* **SOURCE EXTRACT**:
········

Quantum state of two trapped Bose-Einstein condensates with a Josephson coupling

TL;DR

This paper analyzes the quantum state of two coupled Bose-Einstein condensates, revealing how atom number and phase squeezing depend on physical parameters, with implications for quantum control and entanglement.

Contribution

It introduces a novel representation of the two-condensate quantum state using a Wigner-like distribution on the Bloch sphere and explores phase squeezing regimes.

Findings

Number of atoms affects squeezing in the number difference.

Phase squeezing occurs for weaker interactions in negative scattering length regimes.

Asymmetric traps also exhibit phase squeezing.

Abstract

We consider the precise quantum state of two trapped, coupled Bose Einstein condensates in the two-mode approximation. We seek a representation of the state in terms of a Wigner-like distribution on the two-mode Bloch sphere. The problem is solved using a self-consistent rotation of the unknown state to the south pole of the sphere. The two-mode Hamiltonian is projected onto the harmonic oscillator phase plane, where it can be solved by standard techniques. Our results show how the number of atoms in each trap and the squeezing in the number difference depend on the physical parameters. Considering negative scattering lengths, we show that there is a regime of squeezing in the relative phase of the condensates which occurs for weaker interactions than the superposition states found by Cirac et al% (quant-ph/9706034, 13 June 1997). The phase squeezing is also apparent in mildly asymmetric trap configurations.

········

* **Saved items**:
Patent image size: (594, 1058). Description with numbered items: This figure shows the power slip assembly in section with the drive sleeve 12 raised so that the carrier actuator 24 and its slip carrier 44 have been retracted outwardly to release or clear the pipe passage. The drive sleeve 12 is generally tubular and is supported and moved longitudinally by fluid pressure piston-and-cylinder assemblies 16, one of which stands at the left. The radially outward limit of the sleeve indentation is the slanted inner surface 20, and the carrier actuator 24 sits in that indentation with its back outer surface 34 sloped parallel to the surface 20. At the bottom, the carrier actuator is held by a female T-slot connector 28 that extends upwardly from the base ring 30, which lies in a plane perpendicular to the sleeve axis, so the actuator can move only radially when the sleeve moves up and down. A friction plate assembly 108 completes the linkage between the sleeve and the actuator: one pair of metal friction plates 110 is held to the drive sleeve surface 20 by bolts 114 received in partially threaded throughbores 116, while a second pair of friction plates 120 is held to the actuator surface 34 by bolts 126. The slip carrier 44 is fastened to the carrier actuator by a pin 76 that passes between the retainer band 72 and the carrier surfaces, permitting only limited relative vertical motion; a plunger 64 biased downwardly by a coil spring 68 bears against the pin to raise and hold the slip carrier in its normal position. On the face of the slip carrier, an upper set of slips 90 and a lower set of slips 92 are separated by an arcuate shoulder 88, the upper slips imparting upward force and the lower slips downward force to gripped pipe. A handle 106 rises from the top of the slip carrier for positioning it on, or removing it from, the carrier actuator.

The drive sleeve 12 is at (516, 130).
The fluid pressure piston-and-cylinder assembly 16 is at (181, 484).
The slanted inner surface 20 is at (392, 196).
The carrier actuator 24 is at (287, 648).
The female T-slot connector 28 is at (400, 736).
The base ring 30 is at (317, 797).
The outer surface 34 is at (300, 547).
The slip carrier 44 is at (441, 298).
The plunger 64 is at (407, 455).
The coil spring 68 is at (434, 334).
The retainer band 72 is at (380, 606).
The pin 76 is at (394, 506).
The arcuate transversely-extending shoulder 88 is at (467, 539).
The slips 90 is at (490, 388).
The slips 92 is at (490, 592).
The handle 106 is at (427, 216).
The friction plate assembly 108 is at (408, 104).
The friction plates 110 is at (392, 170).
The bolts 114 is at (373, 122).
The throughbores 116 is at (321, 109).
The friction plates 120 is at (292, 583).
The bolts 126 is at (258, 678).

········

* **YOUR GOAL**: Summarize the page on two coupled Bose-Einstein condensates in two sentences.

* **ANSWER FOR THIS EXERCISE**: The page describes a study of the quantum state of two trapped, coupled Bose-Einstein condensates in the two-mode approximation, represented by a Wigner-like distribution on the two-mode Bloch sphere and solved by rotating the state to the south pole and projecting the Hamiltonian onto the harmonic oscillator phase plane. The results show how the number of atoms in each trap and the squeezing in the number difference depend on the physical parameters, and for negative scattering lengths they reveal relative-phase squeezing at weaker interactions than the superposition states found by Cirac et al., which also appears in mildly asymmetric traps.